*Instruction*
The records should be repeated word for word, pictures excluded.

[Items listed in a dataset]
BEGIN
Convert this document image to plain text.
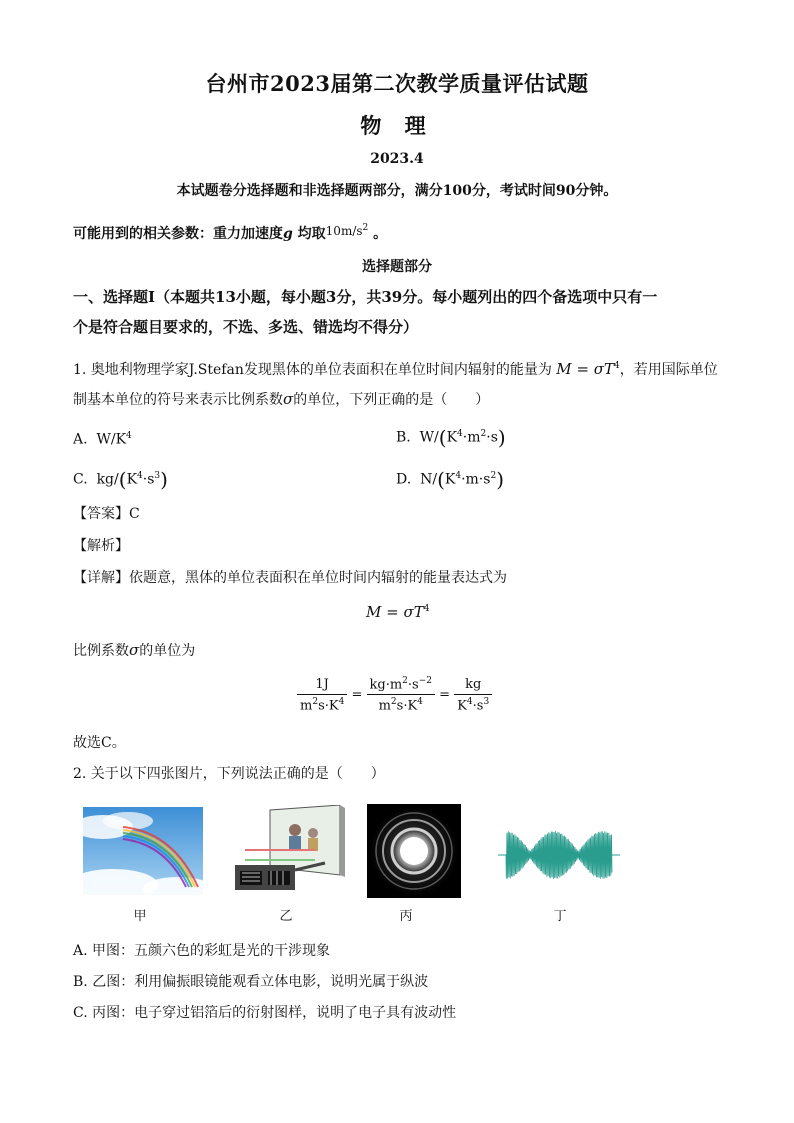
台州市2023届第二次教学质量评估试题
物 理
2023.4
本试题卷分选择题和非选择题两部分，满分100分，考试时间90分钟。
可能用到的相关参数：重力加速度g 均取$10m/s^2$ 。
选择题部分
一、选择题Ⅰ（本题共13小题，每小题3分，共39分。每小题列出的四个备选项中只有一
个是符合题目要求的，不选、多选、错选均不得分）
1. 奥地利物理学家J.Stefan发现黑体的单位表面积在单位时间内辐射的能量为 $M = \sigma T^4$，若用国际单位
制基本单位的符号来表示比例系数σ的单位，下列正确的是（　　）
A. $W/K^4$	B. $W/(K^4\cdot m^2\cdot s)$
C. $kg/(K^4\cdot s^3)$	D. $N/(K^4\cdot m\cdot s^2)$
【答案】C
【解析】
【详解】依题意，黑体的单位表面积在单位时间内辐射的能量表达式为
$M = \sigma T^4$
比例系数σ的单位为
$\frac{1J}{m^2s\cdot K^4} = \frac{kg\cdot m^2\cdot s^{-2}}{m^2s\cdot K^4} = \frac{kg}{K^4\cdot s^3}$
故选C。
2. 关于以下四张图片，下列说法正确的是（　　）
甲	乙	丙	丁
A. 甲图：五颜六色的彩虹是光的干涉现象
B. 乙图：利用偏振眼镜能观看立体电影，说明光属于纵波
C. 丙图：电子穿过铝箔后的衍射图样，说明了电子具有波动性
END
*Written answer*
Convert this document image to plain text.
台州市2023届第二次教学质量评估试题
物 理
2023.4
本试题卷分选择题和非选择题两部分，满分100分，考试时间90分钟。
可能用到的相关参数：重力加速度g 均取$10m/s^2$ 。
选择题部分
一、选择题Ⅰ（本题共13小题，每小题3分，共39分。每小题列出的四个备选项中只有一
个是符合题目要求的，不选、多选、错选均不得分）
1. 奥地利物理学家J.Stefan发现黑体的单位表面积在单位时间内辐射的能量为 $M = \sigma T^4$，若用国际单位
制基本单位的符号来表示比例系数σ的单位，下列正确的是（　　）
A. $W/K^4$	B. $W/(K^4\cdot m^2\cdot s)$
C. $kg/(K^4\cdot s^3)$	D. $N/(K^4\cdot m\cdot s^2)$
【答案】C
【解析】
【详解】依题意，黑体的单位表面积在单位时间内辐射的能量表达式为
$M = \sigma T^4$
比例系数σ的单位为
$\frac{1J}{m^2s\cdot K^4} = \frac{kg\cdot m^2\cdot s^{-2}}{m^2s\cdot K^4} = \frac{kg}{K^4\cdot s^3}$
故选C。
2. 关于以下四张图片，下列说法正确的是（　　）
甲	乙	丙	丁
A. 甲图：五颜六色的彩虹是光的干涉现象
B. 乙图：利用偏振眼镜能观看立体电影，说明光属于纵波
C. 丙图：电子穿过铝箔后的衍射图样，说明了电子具有波动性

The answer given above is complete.